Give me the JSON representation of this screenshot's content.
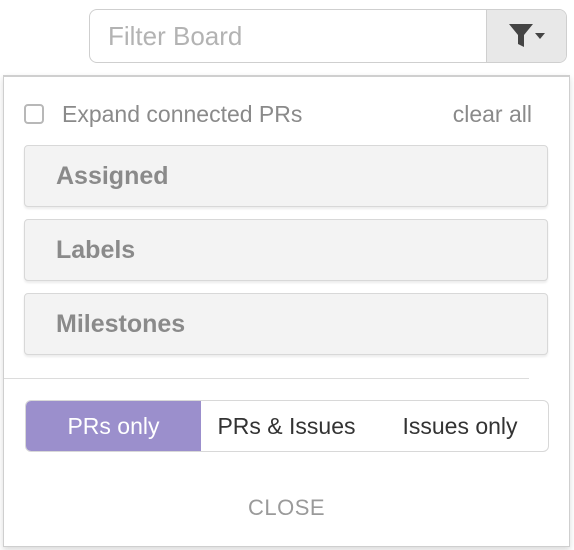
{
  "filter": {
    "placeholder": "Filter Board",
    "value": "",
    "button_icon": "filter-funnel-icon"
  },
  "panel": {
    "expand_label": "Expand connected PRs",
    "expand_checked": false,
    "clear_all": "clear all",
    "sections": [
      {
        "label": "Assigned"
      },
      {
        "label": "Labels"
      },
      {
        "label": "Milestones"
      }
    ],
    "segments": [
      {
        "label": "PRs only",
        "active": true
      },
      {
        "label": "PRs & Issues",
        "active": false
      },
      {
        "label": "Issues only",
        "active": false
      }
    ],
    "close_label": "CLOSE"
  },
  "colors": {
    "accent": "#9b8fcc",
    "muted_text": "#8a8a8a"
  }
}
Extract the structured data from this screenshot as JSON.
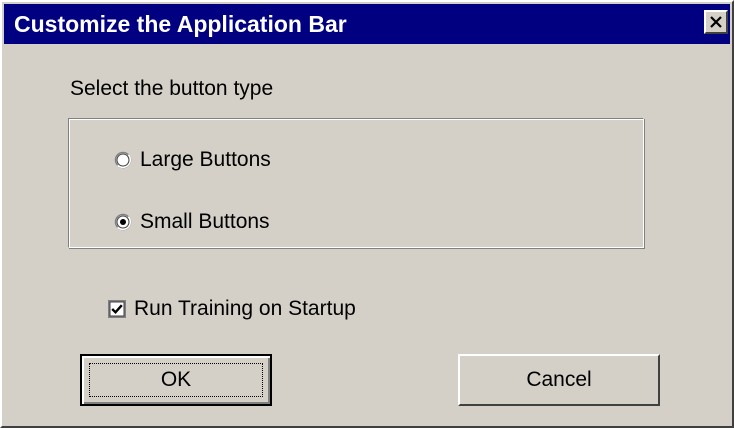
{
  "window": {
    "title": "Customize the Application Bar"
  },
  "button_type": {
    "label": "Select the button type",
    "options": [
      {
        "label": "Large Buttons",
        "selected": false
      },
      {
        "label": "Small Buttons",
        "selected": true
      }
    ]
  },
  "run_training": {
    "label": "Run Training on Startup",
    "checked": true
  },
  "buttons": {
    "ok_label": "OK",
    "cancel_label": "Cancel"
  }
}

========================================================================

* **WHAT TO WORK ON**
Reproduce the records verbatim, omitting all images they contain.

* **RESPONSE TO THE EXERCISE**
Give me the JSON representation of this screenshot's content.
{
  "filter": {
    "placeholder": "Filter Board",
    "value": "",
    "button_icon": "filter-funnel-icon"
  },
  "panel": {
    "expand_label": "Expand connected PRs",
    "expand_checked": false,
    "clear_all": "clear all",
    "sections": [
      {
        "label": "Assigned"
      },
      {
        "label": "Labels"
      },
      {
        "label": "Milestones"
      }
    ],
    "segments": [
      {
        "label": "PRs only",
        "active": true
      },
      {
        "label": "PRs & Issues",
        "active": false
      },
      {
        "label": "Issues only",
        "active": false
      }
    ],
    "close_label": "CLOSE"
  },
  "colors": {
    "accent": "#9b8fcc",
    "muted_text": "#8a8a8a"
  }
}
Extract the structured data from this screenshot as JSON.
{
  "window": {
    "title": "Customize the Application Bar"
  },
  "button_type": {
    "label": "Select the button type",
    "options": [
      {
        "label": "Large Buttons",
        "selected": false
      },
      {
        "label": "Small Buttons",
        "selected": true
      }
    ]
  },
  "run_training": {
    "label": "Run Training on Startup",
    "checked": true
  },
  "buttons": {
    "ok_label": "OK",
    "cancel_label": "Cancel"
  }
}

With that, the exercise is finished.